Print the listing below in its entirety, character for character.

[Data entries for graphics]

------------------------------------

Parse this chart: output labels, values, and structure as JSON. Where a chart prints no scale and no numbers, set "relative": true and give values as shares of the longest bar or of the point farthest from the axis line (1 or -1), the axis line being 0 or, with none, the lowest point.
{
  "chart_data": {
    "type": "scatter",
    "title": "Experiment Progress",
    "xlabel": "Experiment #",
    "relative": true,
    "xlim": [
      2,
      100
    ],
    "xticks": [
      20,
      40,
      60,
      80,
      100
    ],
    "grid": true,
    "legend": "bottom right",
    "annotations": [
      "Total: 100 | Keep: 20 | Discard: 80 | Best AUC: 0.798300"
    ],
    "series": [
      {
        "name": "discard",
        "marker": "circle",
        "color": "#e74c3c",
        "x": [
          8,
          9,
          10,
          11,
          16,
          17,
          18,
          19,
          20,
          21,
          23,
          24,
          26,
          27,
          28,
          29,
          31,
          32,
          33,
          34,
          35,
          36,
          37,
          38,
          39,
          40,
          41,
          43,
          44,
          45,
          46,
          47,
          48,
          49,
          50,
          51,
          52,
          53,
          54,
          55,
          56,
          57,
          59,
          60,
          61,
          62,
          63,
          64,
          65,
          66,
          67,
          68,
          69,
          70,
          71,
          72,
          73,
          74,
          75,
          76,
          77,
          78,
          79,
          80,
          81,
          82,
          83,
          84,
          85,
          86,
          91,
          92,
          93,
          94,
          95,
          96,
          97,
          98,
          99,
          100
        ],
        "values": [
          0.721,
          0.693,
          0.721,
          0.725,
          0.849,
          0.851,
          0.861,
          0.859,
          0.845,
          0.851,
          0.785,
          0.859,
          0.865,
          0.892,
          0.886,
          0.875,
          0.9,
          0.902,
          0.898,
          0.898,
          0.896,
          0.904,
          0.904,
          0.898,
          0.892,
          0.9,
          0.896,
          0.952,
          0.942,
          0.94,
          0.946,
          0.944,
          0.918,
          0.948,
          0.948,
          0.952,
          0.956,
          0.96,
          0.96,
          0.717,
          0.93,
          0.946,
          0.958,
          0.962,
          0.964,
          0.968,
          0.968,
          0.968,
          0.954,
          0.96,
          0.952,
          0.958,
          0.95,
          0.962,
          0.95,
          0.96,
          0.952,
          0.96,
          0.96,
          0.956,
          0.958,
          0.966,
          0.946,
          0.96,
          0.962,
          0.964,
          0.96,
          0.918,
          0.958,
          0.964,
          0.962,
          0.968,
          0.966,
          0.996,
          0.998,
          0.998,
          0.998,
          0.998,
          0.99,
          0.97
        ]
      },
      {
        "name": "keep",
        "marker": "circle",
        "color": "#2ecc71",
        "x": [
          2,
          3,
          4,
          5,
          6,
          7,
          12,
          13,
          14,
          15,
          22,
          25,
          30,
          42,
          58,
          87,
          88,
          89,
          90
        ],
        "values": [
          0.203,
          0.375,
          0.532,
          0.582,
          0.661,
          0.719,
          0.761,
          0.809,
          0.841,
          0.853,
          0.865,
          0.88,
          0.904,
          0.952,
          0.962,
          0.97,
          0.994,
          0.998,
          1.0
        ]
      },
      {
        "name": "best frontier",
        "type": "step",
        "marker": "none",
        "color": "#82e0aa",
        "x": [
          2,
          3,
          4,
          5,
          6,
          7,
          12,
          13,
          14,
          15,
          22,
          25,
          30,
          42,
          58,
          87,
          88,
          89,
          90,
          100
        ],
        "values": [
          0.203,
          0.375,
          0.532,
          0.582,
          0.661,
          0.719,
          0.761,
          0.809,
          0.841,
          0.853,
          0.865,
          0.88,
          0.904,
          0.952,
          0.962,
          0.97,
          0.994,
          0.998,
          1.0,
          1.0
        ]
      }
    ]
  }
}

------------------------------------

REPLY:
Parse this chart: output labels, values, and structure as JSON. Where a chart prints no scale and no numbers, set "relative": true and give values as shares of the longest bar or of the point farthest from the axis line (1 or -1), the axis line being 0 or, with none, the lowest point.
{
  "chart_data": {
    "type": "scatter",
    "title": "Experiment Progress",
    "xlabel": "Experiment #",
    "relative": true,
    "xlim": [
      2,
      100
    ],
    "xticks": [
      20,
      40,
      60,
      80,
      100
    ],
    "grid": true,
    "legend": "bottom right",
    "annotations": [
      "Total: 100 | Keep: 20 | Discard: 80 | Best AUC: 0.798300"
    ],
    "series": [
      {
        "name": "discard",
        "marker": "circle",
        "color": "#e74c3c",
        "x": [
          8,
          9,
          10,
          11,
          16,
          17,
          18,
          19,
          20,
          21,
          23,
          24,
          26,
          27,
          28,
          29,
          31,
          32,
          33,
          34,
          35,
          36,
          37,
          38,
          39,
          40,
          41,
          43,
          44,
          45,
          46,
          47,
          48,
          49,
          50,
          51,
          52,
          53,
          54,
          55,
          56,
          57,
          59,
          60,
          61,
          62,
          63,
          64,
          65,
          66,
          67,
          68,
          69,
          70,
          71,
          72,
          73,
          74,
          75,
          76,
          77,
          78,
          79,
          80,
          81,
          82,
          83,
          84,
          85,
          86,
          91,
          92,
          93,
          94,
          95,
          96,
          97,
          98,
          99,
          100
        ],
        "values": [
          0.721,
          0.693,
          0.721,
          0.725,
          0.849,
          0.851,
          0.861,
          0.859,
          0.845,
          0.851,
          0.785,
          0.859,
          0.865,
          0.892,
          0.886,
          0.875,
          0.9,
          0.902,
          0.898,
          0.898,
          0.896,
          0.904,
          0.904,
          0.898,
          0.892,
          0.9,
          0.896,
          0.952,
          0.942,
          0.94,
          0.946,
          0.944,
          0.918,
          0.948,
          0.948,
          0.952,
          0.956,
          0.96,
          0.96,
          0.717,
          0.93,
          0.946,
          0.958,
          0.962,
          0.964,
          0.968,
          0.968,
          0.968,
          0.954,
          0.96,
          0.952,
          0.958,
          0.95,
          0.962,
          0.95,
          0.96,
          0.952,
          0.96,
          0.96,
          0.956,
          0.958,
          0.966,
          0.946,
          0.96,
          0.962,
          0.964,
          0.96,
          0.918,
          0.958,
          0.964,
          0.962,
          0.968,
          0.966,
          0.996,
          0.998,
          0.998,
          0.998,
          0.998,
          0.99,
          0.97
        ]
      },
      {
        "name": "keep",
        "marker": "circle",
        "color": "#2ecc71",
        "x": [
          2,
          3,
          4,
          5,
          6,
          7,
          12,
          13,
          14,
          15,
          22,
          25,
          30,
          42,
          58,
          87,
          88,
          89,
          90
        ],
        "values": [
          0.203,
          0.375,
          0.532,
          0.582,
          0.661,
          0.719,
          0.761,
          0.809,
          0.841,
          0.853,
          0.865,
          0.88,
          0.904,
          0.952,
          0.962,
          0.97,
          0.994,
          0.998,
          1.0
        ]
      },
      {
        "name": "best frontier",
        "type": "step",
        "marker": "none",
        "color": "#82e0aa",
        "x": [
          2,
          3,
          4,
          5,
          6,
          7,
          12,
          13,
          14,
          15,
          22,
          25,
          30,
          42,
          58,
          87,
          88,
          89,
          90,
          100
        ],
        "values": [
          0.203,
          0.375,
          0.532,
          0.582,
          0.661,
          0.719,
          0.761,
          0.809,
          0.841,
          0.853,
          0.865,
          0.88,
          0.904,
          0.952,
          0.962,
          0.97,
          0.994,
          0.998,
          1.0,
          1.0
        ]
      }
    ]
  }
}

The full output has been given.